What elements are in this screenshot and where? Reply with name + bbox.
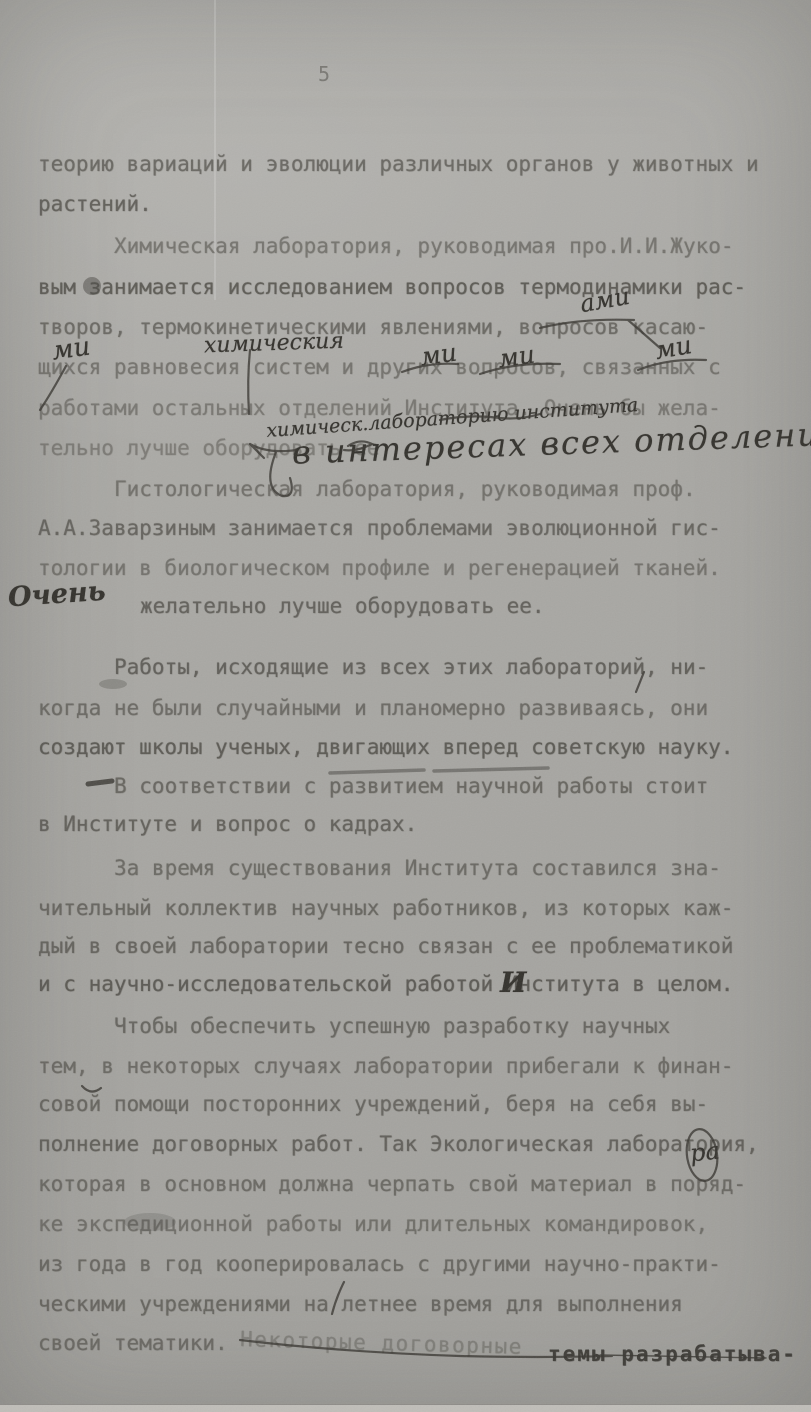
typed-line: из года в год кооперировалась с другими …	[38, 1252, 721, 1276]
margin-dash-stroke	[88, 781, 112, 784]
page-number-typed: 5	[318, 62, 330, 86]
typed-line: Работы, исходящие из всех этих лаборатор…	[114, 655, 708, 679]
typed-line: тологии в биологическом профиле и регене…	[38, 556, 721, 580]
handwritten-correction-mi: ми	[496, 340, 537, 374]
scanned-document-page: 5 теорию вариаций и эволюции различных о…	[0, 0, 811, 1412]
typed-line: щихся равновесия систем и других вопросо…	[38, 355, 721, 379]
handwritten-correction-ra: ра	[689, 1137, 721, 1168]
typed-line: в Институте и вопрос о кадрах.	[38, 812, 417, 836]
typed-line: ке экспедиционной работы или длительных …	[38, 1212, 708, 1236]
typed-line: В соответствии с развитием научной работ…	[114, 774, 708, 798]
typed-line: творов, термокинетическими явлениями, во…	[38, 315, 708, 339]
typed-line: теорию вариаций и эволюции различных орг…	[38, 152, 759, 176]
handwritten-correction-mi-margin: ми	[50, 331, 92, 366]
typed-line: А.А.Заварзиным занимается проблемами эво…	[38, 516, 721, 540]
ink-smudge	[99, 679, 127, 689]
typed-line: Чтобы обеспечить успешную разработку нау…	[114, 1014, 670, 1038]
typed-line: Химическая лаборатория, руководимая про.…	[114, 234, 734, 258]
overstrike-stroke	[330, 770, 424, 773]
typed-line: чительный коллектив научных работников, …	[38, 896, 733, 920]
typed-line: За время существования Института состави…	[114, 856, 721, 880]
handwritten-correction-khimicheskiya: химическия	[204, 329, 345, 359]
typed-line: которая в основном должна черпать свой м…	[38, 1172, 746, 1196]
typed-line: когда не были случайными и планомерно ра…	[38, 696, 708, 720]
handwritten-capital-i-overwrite: И	[500, 966, 526, 999]
typed-line: растений.	[38, 192, 152, 216]
breve-mark-stroke	[82, 1086, 101, 1092]
typed-line: дый в своей лаборатории тесно связан с е…	[38, 934, 733, 958]
typed-line: полнение договорных работ. Так Экологиче…	[38, 1132, 759, 1156]
typed-line: ческими учреждениями на летнее время для…	[38, 1292, 683, 1316]
typed-line: Гистологическая лаборатория, руководимая…	[114, 477, 696, 501]
typed-line: своей тематики. Некоторые договорные	[38, 1331, 523, 1355]
overstrike-stroke	[434, 768, 548, 771]
handwritten-margin-ochen: Очень	[7, 576, 106, 614]
typed-line: вым занимается исследованием вопросов те…	[38, 275, 746, 299]
typed-line: тем, в некоторых случаях лаборатории при…	[38, 1054, 733, 1078]
typed-text: своей тематики.	[38, 1331, 240, 1355]
handwritten-correction-mi: ми	[418, 338, 459, 372]
typed-line: желательно лучше оборудовать ее.	[140, 594, 545, 618]
typed-line: совой помощи посторонних учреждений, бер…	[38, 1092, 708, 1116]
typed-line: создают школы ученых, двигающих вперед с…	[38, 735, 733, 759]
typed-line: и с научно-исследовательской работой Инс…	[38, 972, 733, 996]
scan-bottom-edge	[0, 1404, 811, 1412]
struck-typed-text: Некоторые договорные	[240, 1327, 523, 1359]
retyped-tail-text: темы разрабатыва-	[548, 1342, 797, 1366]
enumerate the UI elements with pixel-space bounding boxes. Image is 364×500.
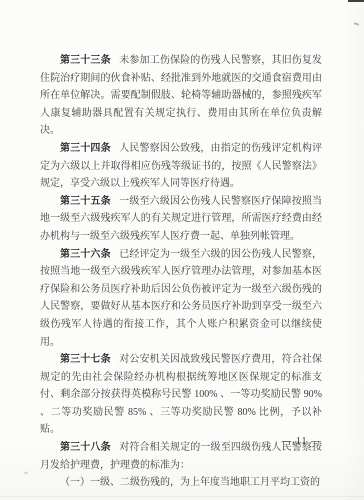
article-text: 对公安机关因战致残民警医疗费用，符合社保规定的先由社会保险经办机构根据统筹地区医… [40,354,322,435]
article-number: 第三十五条 [60,196,111,207]
article-text: （一）一级、二级伤残的，为上年度当地职工月平均工资的 [60,477,320,488]
article-paragraph: 第三十七条对公安机关因战致残民警医疗费用，符合社保规定的先由社会保险经办机构根据… [40,351,322,439]
page-number: — 11 — [281,436,322,447]
article-number: 第三十六条 [60,249,111,260]
article-paragraph: 第三十五条一级至六级因公伤残人民警察医疗保障按照当地一级至六级残疾军人的有关规定… [40,193,322,246]
scan-artifact-corner-line [348,0,364,2]
article-text: 未参加工伤保险的伤残人民警察，其旧伤复发住院治疗期间的伙食补贴、经批准到外地就医… [40,55,322,136]
scan-artifact-speck [24,472,28,475]
article-paragraph: 第三十六条已经评定为一级至六级的因公伤残人民警察，按照当地一级至六级残疾军人医疗… [40,246,322,352]
article-paragraph: （一）一级、二级伤残的，为上年度当地职工月平均工资的 [40,474,322,492]
article-paragraph: 第三十三条未参加工伤保险的伤残人民警察，其旧伤复发住院治疗期间的伙食补贴、经批准… [40,52,322,140]
article-paragraph: 第三十八条对符合相关规定的一级至四级伤残人民警察按月发给护理费，护理费的标准为： [40,439,322,474]
text-block: 第三十三条未参加工伤保险的伤残人民警察，其旧伤复发住院治疗期间的伙食补贴、经批准… [40,52,322,492]
article-number: 第三十三条 [60,55,111,66]
scan-artifact-speck [354,22,359,25]
article-number: 第三十四条 [60,143,111,154]
scanned-document-page: 第三十三条未参加工伤保险的伤残人民警察，其旧伤复发住院治疗期间的伙食补贴、经批准… [0,0,364,500]
article-number: 第三十八条 [60,442,111,453]
article-paragraph: 第三十四条人民警察因公致残，由指定的伤残评定机构评定为六级以上并取得相应伤残等级… [40,140,322,193]
article-text: 已经评定为一级至六级的因公伤残人民警察，按照当地一级至六级残疾军人医疗管理办法管… [40,249,322,348]
article-number: 第三十七条 [60,354,111,365]
scan-artifact-bottom-edge [0,496,364,497]
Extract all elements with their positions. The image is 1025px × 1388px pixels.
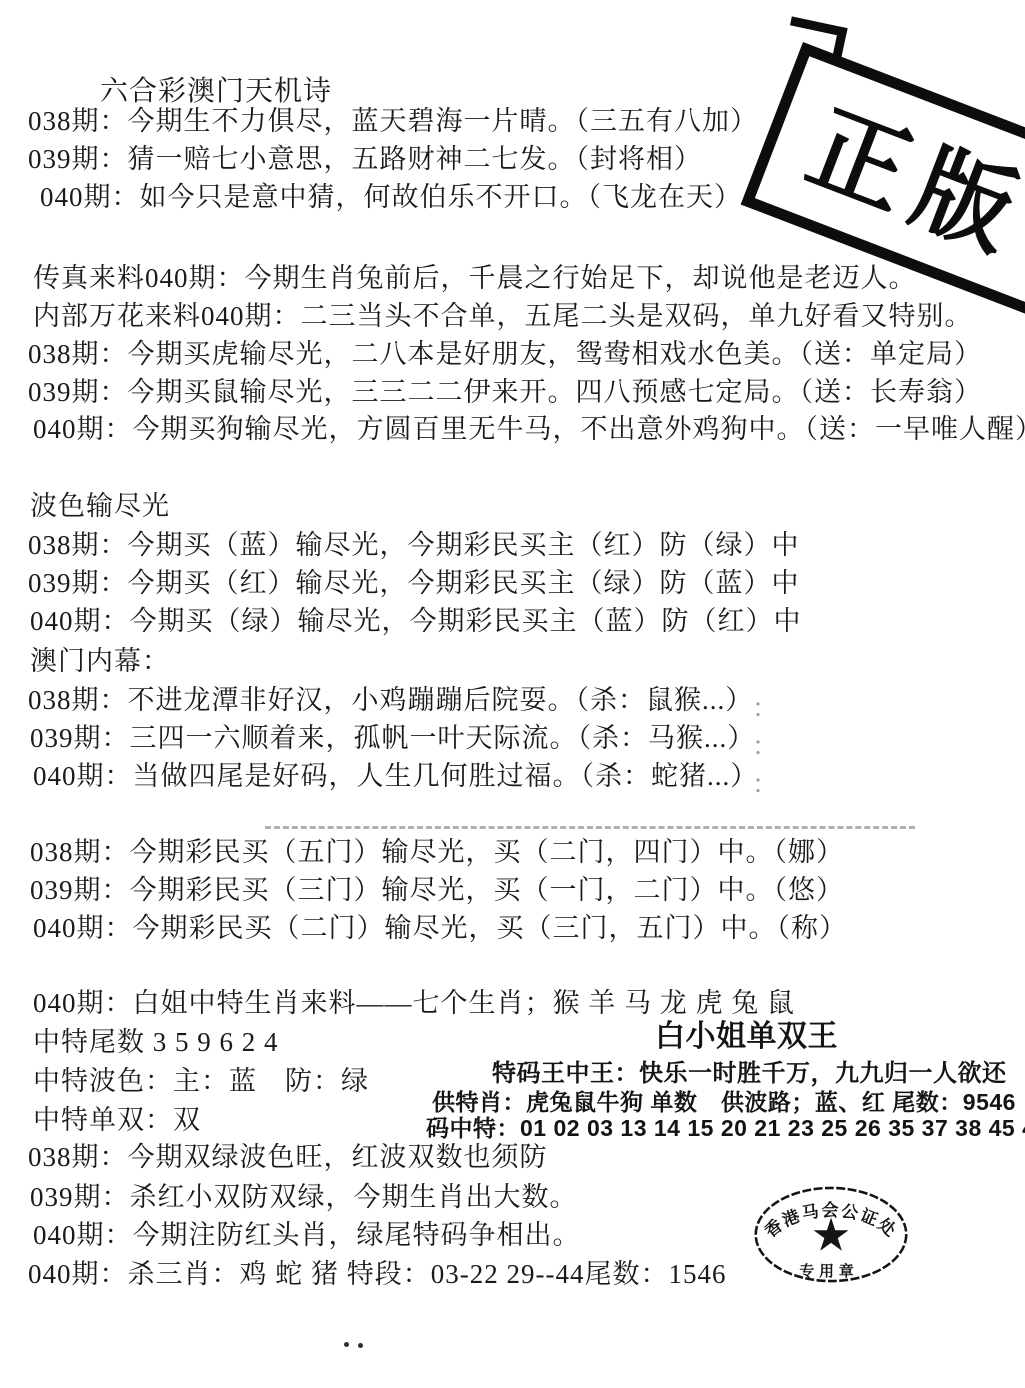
gate-line: 039期：今期彩民买（三门）输尽光，买（一门，二门）中。（悠） (30, 875, 844, 906)
baixiaojie-title: 白小姐单双王 (655, 1020, 838, 1055)
fax-line: 传真来料040期：今期生肖兔前后，千晨之行始足下，却说他是老迈人。 (33, 263, 917, 294)
wave-line: 039期：今期买（红）输尽光，今期彩民买主（绿）防（蓝）中 (28, 568, 800, 599)
poem-line: 040期：如今只是意中猜，何故伯乐不开口。（飞龙在天） (40, 182, 742, 213)
dashed-separator (265, 826, 915, 829)
seal-bottom-text: 专用章 (799, 1262, 858, 1280)
macau-line: 039期：三四一六顺着来，孤帆一叶天际流。（杀：马猴...） (30, 723, 755, 754)
genuine-stamp-label: 正版 (792, 69, 1025, 281)
baixiaojie-numbers-line: 码中特：01 02 03 13 14 15 20 21 23 25 26 35 … (426, 1115, 1025, 1141)
macau-line: 040期：当做四尾是好码，人生几何胜过福。（杀：蛇猪...） (33, 761, 758, 792)
fax-line: 内部万花来料040期：二三当头不合单，五尾二头是双码，单九好看又特别。 (33, 301, 973, 332)
tip-sheet-page: 正版 六合彩澳门天机诗 038期：今期生不力俱尽，蓝天碧海一片晴。（三五有八加）… (0, 0, 1025, 1388)
ink-dot (344, 1342, 349, 1347)
wave-section-header: 波色输尽光 (30, 491, 170, 522)
bottom-tip-line: 039期：杀红小双防双绿，今期生肖出大数。 (30, 1182, 578, 1213)
baixiaojie-zodiac-line: 供特肖：虎兔鼠牛狗 单数 供波路；蓝、红 尾数：9546 (432, 1089, 1016, 1115)
zhongte-line: 中特波色：主：蓝 防：绿 (33, 1066, 369, 1097)
faint-colon-mark: ： (752, 764, 778, 801)
wave-line: 040期：今期买（绿）输尽光，今期彩民买主（蓝）防（红）中 (30, 606, 802, 637)
poem-line: 038期：今期生不力俱尽，蓝天碧海一片晴。（三五有八加） (28, 106, 758, 137)
macau-section-header: 澳门内幕： (30, 646, 170, 677)
bottom-tip-line: 040期：今期注防红头肖，绿尾特码争相出。 (33, 1220, 581, 1251)
fax-line: 038期：今期买虎输尽光，二八本是好朋友，鸳鸯相戏水色美。（送：单定局） (28, 339, 982, 370)
bottom-tip-line: 038期：今期双绿波色旺，红波双数也须防 (28, 1142, 548, 1173)
macau-line: 038期：不进龙潭非好汉，小鸡蹦蹦后院耍。（杀：鼠猴...） (28, 685, 753, 716)
star-icon: ★ (811, 1208, 852, 1261)
page-title: 六合彩澳门天机诗 (100, 76, 332, 108)
zhongte-line: 040期：白姐中特生肖来料——七个生肖；猴 羊 马 龙 虎 兔 鼠 (33, 988, 795, 1019)
gate-line: 038期：今期彩民买（五门）输尽光，买（二门，四门）中。（娜） (30, 837, 844, 868)
gate-line: 040期：今期彩民买（二门）输尽光，买（三门，五门）中。（称） (33, 913, 847, 944)
zhongte-line: 中特尾数 3 5 9 6 2 4 (33, 1027, 279, 1058)
fax-line: 039期：今期买鼠输尽光，三三二二伊来开。四八预感七定局。（送：长寿翁） (28, 377, 982, 408)
faint-colon-mark: ： (752, 688, 778, 725)
poem-line: 039期：猜一赔七小意思，五路财神二七发。（封将相） (28, 144, 702, 175)
ink-dot (358, 1343, 363, 1348)
notary-seal: 香港马会公证处 ★ 专用章 (750, 1183, 912, 1287)
bottom-tip-line: 040期：杀三肖：鸡 蛇 猪 特段：03-22 29--44尾数：1546 (28, 1259, 726, 1290)
zhongte-line: 中特单双：双 (33, 1105, 201, 1136)
wave-line: 038期：今期买（蓝）输尽光，今期彩民买主（红）防（绿）中 (28, 530, 800, 561)
faint-colon-mark: ： (752, 726, 778, 763)
fax-line: 040期：今期买狗输尽光，方圆百里无牛马，不出意外鸡狗中。（送：一早唯人醒） (33, 414, 1025, 445)
baixiaojie-king-line: 特码王中王：快乐一时胜千万，九九归一人欲还 (492, 1060, 1007, 1088)
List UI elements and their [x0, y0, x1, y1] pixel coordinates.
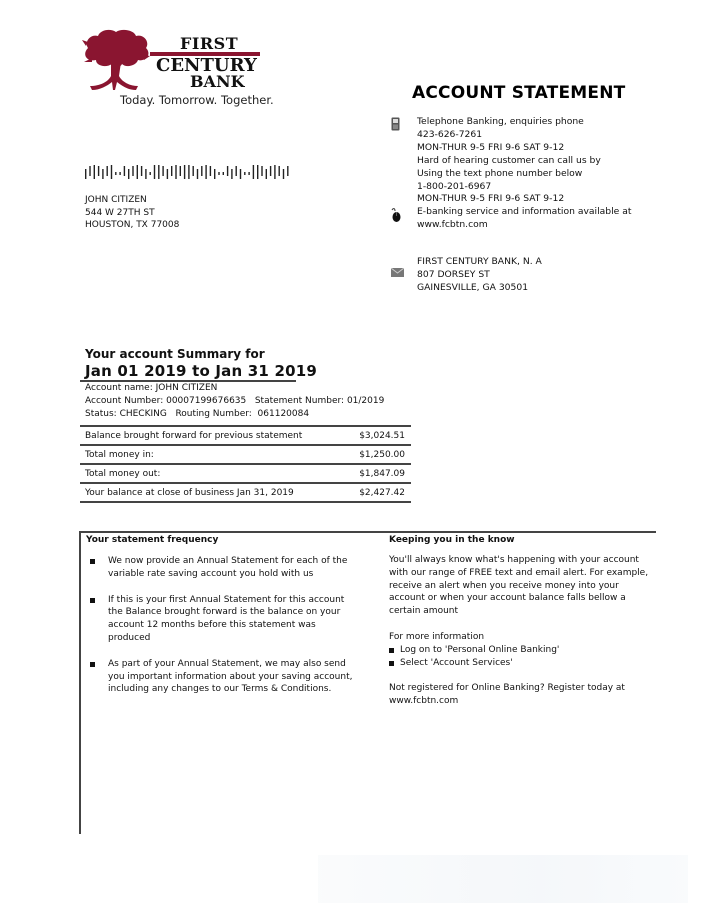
customer-street: 544 W 27TH ST — [85, 207, 179, 220]
list-item: Select 'Account Services' — [389, 657, 649, 670]
account-number: Account Number: 00007199676635 Statement… — [85, 395, 384, 408]
row-amount: $1,250.00 — [345, 445, 411, 464]
statement-period: Jan 01 2019 to Jan 31 2019 — [85, 362, 317, 380]
envelope-icon — [391, 262, 404, 281]
brand-bank: BANK — [190, 72, 244, 91]
tree-icon — [80, 28, 152, 94]
row-label: Total money out: — [80, 464, 345, 483]
bank-mailing-address: FIRST CENTURY BANK, N. A 807 DORSEY ST G… — [417, 256, 542, 295]
list-item: If this is your first Annual Statement f… — [86, 594, 356, 645]
keeping-informed-section: Keeping you in the know You'll always kn… — [389, 535, 649, 708]
customer-name: JOHN CITIZEN — [85, 194, 179, 207]
balance-summary-table: Balance brought forward for previous sta… — [80, 425, 411, 503]
bullet-icon — [90, 598, 95, 603]
account-details: Account name: JOHN CITIZEN Account Numbe… — [85, 382, 384, 421]
telephone-banking-info: Telephone Banking, enquiries phone 423-6… — [417, 116, 631, 232]
textphone-number: 1-800-201-6967 — [417, 181, 631, 194]
alerts-paragraph: You'll always know what's happening with… — [389, 554, 649, 618]
account-name: Account name: JOHN CITIZEN — [85, 382, 384, 395]
table-row: Total money in: $1,250.00 — [80, 445, 411, 464]
statement-frequency-section: Your statement frequency We now provide … — [86, 535, 356, 709]
customer-address: JOHN CITIZEN 544 W 27TH ST HOUSTON, TX 7… — [85, 194, 179, 232]
bullet-icon — [90, 662, 95, 667]
row-amount: $3,024.51 — [345, 426, 411, 445]
list-item: Log on to 'Personal Online Banking' — [389, 644, 649, 657]
table-row: Total money out: $1,847.09 — [80, 464, 411, 483]
list-item: We now provide an Annual Statement for e… — [86, 555, 356, 581]
brand-first: FIRST — [180, 34, 238, 53]
table-row: Balance brought forward for previous sta… — [80, 426, 411, 445]
mobile-phone-icon — [391, 116, 400, 135]
bullet-icon — [90, 559, 95, 564]
website-link[interactable]: www.fcbtn.com — [417, 219, 631, 232]
table-row: Your balance at close of business Jan 31… — [80, 483, 411, 502]
row-label: Your balance at close of business Jan 31… — [80, 483, 345, 502]
more-info-label: For more information — [389, 631, 649, 644]
row-label: Balance brought forward for previous sta… — [80, 426, 345, 445]
account-status: Status: CHECKING Routing Number: 0611200… — [85, 408, 384, 421]
section-heading: Your statement frequency — [86, 535, 356, 545]
row-label: Total money in: — [80, 445, 345, 464]
faded-background-artifact — [318, 855, 688, 903]
bullet-icon — [389, 648, 394, 653]
postal-barcode — [84, 163, 296, 187]
bank-logo: FIRST CENTURY BANK Today. Tomorrow. Toge… — [80, 28, 280, 110]
summary-heading: Your account Summary for — [85, 347, 265, 361]
document-title: ACCOUNT STATEMENT — [412, 83, 625, 103]
section-heading: Keeping you in the know — [389, 535, 649, 545]
customer-city: HOUSTON, TX 77008 — [85, 219, 179, 232]
bullet-icon — [389, 661, 394, 666]
row-amount: $1,847.09 — [345, 464, 411, 483]
mouse-icon — [390, 207, 402, 226]
phone-number: 423-626-7261 — [417, 129, 631, 142]
row-amount: $2,427.42 — [345, 483, 411, 502]
register-note: Not registered for Online Banking? Regis… — [389, 682, 649, 708]
list-item: As part of your Annual Statement, we may… — [86, 658, 356, 696]
brand-tagline: Today. Tomorrow. Together. — [120, 93, 274, 107]
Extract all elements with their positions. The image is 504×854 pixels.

◆ **What the exercise asks**:
Can you switch "typed-line" to "printed-line" in the lines between the line holding "typed-line: из года" and the line holding "329, 345, 359]", inclusive, and return only those lines with everything else unchanged?

◆ **Exercise response**:
printed-line: из года в год кооперировалась с другими …	[38, 1252, 721, 1276]
margin-dash-stroke	[88, 781, 112, 784]
page-number-typed: 5	[318, 62, 330, 86]
printed-line: Работы, исходящие из всех этих лаборатор…	[114, 655, 708, 679]
printed-line: тологии в биологическом профиле и регене…	[38, 556, 721, 580]
handwritten-correction-mi: ми	[496, 340, 537, 374]
scanned-document-page: 5 теорию вариаций и эволюции различных о…	[0, 0, 811, 1412]
printed-line: щихся равновесия систем и других вопросо…	[38, 355, 721, 379]
handwritten-correction-ra: ра	[689, 1137, 721, 1168]
printed-line: в Институте и вопрос о кадрах.	[38, 812, 417, 836]
printed-line: ке экспедиционной работы или длительных …	[38, 1212, 708, 1236]
printed-line: В соответствии с развитием научной работ…	[114, 774, 708, 798]
printed-line: творов, термокинетическими явлениями, во…	[38, 315, 708, 339]
printed-line: теорию вариаций и эволюции различных орг…	[38, 152, 759, 176]
handwritten-correction-mi-margin: ми	[50, 331, 92, 366]
printed-line: А.А.Заварзиным занимается проблемами эво…	[38, 516, 721, 540]
ink-smudge	[99, 679, 127, 689]
printed-line: Чтобы обеспечить успешную разработку нау…	[114, 1014, 670, 1038]
printed-line: Химическая лаборатория, руководимая про.…	[114, 234, 734, 258]
overstrike-stroke	[330, 770, 424, 773]
printed-line: чительный коллектив научных работников, …	[38, 896, 733, 920]
printed-line: За время существования Института состави…	[114, 856, 721, 880]
handwritten-correction-khimicheskiya: химическия	[204, 329, 345, 359]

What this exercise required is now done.